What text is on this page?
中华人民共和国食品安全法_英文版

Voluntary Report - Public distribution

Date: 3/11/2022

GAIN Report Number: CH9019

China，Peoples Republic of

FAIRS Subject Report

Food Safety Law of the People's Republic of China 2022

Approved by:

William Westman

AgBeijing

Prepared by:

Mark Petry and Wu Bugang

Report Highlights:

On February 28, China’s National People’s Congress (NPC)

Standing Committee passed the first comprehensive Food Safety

Given instruction — Retype the whole listing above exactly.

Solution for this exercise —
What text is on this page?
中华人民共和国食品安全法_英文版

Voluntary Report - Public distribution

Date: 3/11/2022

GAIN Report Number: CH9019

China，Peoples Republic of

FAIRS Subject Report

Food Safety Law of the People's Republic of China 2022

Approved by:

William Westman

AgBeijing

Prepared by:

Mark Petry and Wu Bugang

Report Highlights:

On February 28, China’s National People’s Congress (NPC)

Standing Committee passed the first comprehensive Food Safety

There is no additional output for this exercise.